▸ **PROVIDED INFORMATION**:
· · ·

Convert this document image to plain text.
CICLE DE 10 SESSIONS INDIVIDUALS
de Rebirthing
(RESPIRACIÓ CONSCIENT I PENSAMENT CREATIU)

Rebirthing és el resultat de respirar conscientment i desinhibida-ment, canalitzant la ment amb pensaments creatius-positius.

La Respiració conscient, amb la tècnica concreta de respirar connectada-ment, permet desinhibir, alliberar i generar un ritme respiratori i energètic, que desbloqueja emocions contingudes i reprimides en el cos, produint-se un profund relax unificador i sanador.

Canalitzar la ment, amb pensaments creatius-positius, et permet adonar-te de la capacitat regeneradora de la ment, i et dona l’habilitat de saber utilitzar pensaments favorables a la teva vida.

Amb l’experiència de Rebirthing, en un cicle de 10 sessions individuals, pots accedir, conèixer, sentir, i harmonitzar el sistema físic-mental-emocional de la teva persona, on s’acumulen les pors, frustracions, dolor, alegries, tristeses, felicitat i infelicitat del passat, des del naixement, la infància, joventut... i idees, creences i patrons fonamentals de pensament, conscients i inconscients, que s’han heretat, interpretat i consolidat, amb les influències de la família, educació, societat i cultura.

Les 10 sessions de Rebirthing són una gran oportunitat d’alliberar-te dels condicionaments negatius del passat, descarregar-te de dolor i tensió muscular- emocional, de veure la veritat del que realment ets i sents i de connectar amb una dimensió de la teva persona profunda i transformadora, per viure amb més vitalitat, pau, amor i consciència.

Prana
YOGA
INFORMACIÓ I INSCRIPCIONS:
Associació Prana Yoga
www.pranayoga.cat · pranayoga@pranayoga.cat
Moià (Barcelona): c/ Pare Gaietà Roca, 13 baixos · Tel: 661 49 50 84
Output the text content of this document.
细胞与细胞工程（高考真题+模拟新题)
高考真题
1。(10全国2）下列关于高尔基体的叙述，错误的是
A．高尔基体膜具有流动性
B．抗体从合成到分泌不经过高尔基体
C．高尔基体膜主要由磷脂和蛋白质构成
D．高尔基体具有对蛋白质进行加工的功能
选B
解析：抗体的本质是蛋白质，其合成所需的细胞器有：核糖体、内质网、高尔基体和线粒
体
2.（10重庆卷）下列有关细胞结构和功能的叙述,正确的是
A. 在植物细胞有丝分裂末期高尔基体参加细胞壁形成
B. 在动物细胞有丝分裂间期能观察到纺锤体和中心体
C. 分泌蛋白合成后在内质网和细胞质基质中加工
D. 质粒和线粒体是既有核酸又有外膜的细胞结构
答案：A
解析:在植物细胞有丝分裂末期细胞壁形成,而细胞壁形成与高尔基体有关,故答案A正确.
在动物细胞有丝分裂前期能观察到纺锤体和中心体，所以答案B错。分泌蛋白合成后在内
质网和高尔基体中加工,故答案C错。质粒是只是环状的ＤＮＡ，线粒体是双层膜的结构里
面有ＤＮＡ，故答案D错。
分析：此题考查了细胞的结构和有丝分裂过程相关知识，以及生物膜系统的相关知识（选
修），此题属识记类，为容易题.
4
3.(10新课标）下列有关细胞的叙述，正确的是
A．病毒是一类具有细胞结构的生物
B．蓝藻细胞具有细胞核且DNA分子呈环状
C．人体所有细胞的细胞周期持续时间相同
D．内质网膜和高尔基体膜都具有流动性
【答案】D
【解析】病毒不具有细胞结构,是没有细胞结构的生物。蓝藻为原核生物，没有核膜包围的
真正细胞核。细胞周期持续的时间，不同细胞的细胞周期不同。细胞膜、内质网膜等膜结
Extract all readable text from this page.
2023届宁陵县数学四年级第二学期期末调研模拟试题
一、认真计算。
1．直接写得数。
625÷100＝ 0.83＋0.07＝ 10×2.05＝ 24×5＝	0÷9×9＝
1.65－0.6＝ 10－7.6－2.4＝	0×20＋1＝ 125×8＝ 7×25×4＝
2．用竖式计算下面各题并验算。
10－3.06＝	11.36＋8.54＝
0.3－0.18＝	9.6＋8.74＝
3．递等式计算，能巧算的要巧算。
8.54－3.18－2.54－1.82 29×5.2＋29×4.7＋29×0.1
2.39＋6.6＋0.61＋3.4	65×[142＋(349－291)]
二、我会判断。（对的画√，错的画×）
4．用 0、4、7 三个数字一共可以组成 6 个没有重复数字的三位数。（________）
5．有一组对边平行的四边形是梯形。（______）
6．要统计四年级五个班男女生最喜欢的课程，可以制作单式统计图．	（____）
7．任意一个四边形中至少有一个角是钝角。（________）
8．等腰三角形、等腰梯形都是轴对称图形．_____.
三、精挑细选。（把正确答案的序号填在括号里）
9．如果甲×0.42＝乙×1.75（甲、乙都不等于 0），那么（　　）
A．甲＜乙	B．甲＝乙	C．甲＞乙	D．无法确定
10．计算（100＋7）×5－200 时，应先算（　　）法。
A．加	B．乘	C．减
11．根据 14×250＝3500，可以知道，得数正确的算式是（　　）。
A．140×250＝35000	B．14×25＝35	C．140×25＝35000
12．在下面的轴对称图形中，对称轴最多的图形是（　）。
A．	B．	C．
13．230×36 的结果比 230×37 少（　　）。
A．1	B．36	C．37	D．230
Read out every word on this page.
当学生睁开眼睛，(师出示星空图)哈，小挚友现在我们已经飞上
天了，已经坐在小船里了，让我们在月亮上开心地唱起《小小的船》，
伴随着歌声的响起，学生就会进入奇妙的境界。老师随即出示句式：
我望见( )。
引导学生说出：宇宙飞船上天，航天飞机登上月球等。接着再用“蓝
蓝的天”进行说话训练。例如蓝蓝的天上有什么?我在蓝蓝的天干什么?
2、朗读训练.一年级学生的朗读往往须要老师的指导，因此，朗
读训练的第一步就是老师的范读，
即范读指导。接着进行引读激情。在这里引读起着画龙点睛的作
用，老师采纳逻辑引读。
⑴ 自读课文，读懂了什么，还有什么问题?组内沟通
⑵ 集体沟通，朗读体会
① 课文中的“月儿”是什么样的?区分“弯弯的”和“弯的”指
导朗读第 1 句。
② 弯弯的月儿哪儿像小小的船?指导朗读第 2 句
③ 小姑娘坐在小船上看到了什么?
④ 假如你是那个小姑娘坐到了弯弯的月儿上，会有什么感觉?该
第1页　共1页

· · ·

▸ **REQUIRED TASK**:
Where a line of the material above holds the string "creatius", copy that line.

▸ **COMPLETED TASK**:
Rebirthing és el resultat de respirar conscientment i desinhibida-ment, canalitzant la ment amb pensaments creatius-positius.
Canalitzar la ment, amb pensaments creatius-positius, et permet adonar-te de la capacitat regeneradora de la ment, i et dona l’habilitat de saber utilitzar pensaments favorables a la teva vida.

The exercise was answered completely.